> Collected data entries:

========================================================================

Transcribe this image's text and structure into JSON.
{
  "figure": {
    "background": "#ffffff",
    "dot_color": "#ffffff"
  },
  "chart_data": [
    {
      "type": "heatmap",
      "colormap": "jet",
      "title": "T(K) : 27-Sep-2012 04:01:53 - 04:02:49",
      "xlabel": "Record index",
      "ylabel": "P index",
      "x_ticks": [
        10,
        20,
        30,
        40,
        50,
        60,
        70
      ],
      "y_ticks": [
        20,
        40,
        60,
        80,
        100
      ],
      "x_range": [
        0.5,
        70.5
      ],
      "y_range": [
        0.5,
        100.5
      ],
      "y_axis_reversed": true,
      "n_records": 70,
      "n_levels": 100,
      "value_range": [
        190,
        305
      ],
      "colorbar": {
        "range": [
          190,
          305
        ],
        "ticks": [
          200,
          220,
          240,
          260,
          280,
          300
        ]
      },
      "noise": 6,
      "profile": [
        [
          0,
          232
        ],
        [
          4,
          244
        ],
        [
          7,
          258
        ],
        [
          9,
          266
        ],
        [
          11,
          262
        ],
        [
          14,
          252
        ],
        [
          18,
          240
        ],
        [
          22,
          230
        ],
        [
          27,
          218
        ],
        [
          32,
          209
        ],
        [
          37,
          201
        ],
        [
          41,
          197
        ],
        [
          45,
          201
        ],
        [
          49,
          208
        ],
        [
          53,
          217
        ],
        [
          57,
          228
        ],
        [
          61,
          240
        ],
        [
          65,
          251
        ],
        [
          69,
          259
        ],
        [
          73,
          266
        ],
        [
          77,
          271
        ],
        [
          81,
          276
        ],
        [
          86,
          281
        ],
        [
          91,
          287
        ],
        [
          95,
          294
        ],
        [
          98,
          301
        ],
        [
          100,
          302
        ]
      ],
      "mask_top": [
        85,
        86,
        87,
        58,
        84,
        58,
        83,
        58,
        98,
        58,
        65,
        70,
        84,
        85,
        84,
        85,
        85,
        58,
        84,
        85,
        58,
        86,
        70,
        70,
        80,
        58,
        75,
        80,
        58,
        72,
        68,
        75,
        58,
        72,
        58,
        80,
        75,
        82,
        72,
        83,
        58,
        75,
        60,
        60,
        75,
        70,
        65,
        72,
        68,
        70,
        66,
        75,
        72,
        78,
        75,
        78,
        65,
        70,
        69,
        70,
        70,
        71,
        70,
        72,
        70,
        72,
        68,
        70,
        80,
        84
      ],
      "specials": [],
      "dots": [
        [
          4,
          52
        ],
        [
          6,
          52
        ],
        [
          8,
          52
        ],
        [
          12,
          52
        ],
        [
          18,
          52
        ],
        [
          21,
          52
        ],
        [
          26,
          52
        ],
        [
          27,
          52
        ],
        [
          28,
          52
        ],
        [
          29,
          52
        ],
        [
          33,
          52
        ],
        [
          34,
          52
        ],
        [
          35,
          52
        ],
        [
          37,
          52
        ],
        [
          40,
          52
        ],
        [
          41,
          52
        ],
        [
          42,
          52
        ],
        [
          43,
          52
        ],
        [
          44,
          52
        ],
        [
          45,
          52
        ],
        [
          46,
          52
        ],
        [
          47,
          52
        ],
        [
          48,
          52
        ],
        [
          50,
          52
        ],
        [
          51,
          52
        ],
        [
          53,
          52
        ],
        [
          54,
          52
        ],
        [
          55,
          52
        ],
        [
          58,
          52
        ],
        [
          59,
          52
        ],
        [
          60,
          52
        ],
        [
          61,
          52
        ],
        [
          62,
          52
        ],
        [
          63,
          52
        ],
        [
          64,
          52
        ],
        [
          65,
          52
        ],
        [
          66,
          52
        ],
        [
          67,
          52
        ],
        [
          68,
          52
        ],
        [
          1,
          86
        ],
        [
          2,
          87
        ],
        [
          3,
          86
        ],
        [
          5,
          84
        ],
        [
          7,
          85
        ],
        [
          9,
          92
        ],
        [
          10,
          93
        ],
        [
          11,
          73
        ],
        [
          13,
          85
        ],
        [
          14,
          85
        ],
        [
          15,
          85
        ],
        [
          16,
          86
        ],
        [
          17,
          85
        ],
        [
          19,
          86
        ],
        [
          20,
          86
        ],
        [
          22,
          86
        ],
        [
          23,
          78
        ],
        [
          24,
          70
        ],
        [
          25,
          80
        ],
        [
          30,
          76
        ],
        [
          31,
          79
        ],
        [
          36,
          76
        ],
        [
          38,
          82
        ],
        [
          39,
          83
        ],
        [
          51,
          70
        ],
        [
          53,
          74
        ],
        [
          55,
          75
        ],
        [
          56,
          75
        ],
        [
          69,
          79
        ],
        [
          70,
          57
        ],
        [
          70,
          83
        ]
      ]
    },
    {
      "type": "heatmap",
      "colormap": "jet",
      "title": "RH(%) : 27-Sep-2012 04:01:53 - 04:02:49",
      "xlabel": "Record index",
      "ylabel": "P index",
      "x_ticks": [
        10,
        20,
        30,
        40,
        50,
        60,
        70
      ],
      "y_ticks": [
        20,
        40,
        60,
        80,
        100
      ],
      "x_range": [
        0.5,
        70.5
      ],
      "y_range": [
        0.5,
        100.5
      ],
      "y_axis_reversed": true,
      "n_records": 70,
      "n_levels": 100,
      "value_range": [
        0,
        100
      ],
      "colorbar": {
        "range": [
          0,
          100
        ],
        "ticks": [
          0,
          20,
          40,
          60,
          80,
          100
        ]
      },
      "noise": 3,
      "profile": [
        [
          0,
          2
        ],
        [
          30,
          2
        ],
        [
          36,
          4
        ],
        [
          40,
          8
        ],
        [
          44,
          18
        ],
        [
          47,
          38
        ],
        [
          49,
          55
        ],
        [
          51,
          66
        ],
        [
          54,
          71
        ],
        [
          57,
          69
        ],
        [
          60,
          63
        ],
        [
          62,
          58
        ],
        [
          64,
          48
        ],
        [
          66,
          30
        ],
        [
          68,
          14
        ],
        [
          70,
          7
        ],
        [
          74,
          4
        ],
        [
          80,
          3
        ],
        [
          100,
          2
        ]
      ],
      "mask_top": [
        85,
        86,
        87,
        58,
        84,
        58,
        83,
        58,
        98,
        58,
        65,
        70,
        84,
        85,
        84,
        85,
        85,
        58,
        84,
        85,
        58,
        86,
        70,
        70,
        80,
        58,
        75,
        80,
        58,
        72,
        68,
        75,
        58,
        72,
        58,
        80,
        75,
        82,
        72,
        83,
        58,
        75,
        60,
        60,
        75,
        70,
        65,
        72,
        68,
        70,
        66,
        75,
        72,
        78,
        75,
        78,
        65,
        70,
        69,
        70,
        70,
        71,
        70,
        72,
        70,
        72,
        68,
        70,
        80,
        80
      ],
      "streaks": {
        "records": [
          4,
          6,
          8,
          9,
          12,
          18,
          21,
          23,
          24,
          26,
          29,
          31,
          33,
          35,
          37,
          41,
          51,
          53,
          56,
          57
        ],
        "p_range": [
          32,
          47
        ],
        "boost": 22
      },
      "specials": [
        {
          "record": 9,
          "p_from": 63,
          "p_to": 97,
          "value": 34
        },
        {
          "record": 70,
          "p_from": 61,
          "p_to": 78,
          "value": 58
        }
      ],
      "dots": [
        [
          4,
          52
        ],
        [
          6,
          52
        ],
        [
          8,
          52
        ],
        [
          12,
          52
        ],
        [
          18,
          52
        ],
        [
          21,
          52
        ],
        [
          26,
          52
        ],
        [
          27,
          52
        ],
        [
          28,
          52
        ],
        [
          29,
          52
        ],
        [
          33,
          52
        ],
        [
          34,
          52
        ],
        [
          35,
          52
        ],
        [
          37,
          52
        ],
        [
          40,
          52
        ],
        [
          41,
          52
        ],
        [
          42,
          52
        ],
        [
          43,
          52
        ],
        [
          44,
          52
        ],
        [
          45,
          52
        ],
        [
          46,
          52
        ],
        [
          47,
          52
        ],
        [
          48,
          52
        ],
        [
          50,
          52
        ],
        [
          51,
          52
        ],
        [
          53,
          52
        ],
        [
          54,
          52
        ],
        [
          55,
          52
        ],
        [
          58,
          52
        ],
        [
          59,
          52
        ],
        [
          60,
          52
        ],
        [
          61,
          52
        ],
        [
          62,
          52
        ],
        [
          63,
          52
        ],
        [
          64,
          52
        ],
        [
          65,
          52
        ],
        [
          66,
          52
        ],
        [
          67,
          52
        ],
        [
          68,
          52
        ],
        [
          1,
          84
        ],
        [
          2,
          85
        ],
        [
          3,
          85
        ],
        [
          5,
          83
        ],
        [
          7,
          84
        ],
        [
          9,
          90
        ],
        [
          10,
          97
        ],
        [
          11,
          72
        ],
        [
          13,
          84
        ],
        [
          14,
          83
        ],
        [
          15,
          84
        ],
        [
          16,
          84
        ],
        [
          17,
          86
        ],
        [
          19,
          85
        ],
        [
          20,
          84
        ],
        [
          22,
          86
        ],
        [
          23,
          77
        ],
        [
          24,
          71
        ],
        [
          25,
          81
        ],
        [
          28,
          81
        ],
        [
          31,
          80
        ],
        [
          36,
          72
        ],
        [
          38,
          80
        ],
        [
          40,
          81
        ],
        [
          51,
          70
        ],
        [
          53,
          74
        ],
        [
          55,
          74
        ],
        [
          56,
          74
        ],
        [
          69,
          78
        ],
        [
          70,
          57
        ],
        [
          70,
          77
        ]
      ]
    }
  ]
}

========================================================================

> STATED PROBLEM:
Which lines contain the word "title"? Return each of them.

> THE COMPLETED TASK:
      "title": "T(K) : 27-Sep-2012 04:01:53 - 04:02:49",
      "title": "RH(%) : 27-Sep-2012 04:01:53 - 04:02:49",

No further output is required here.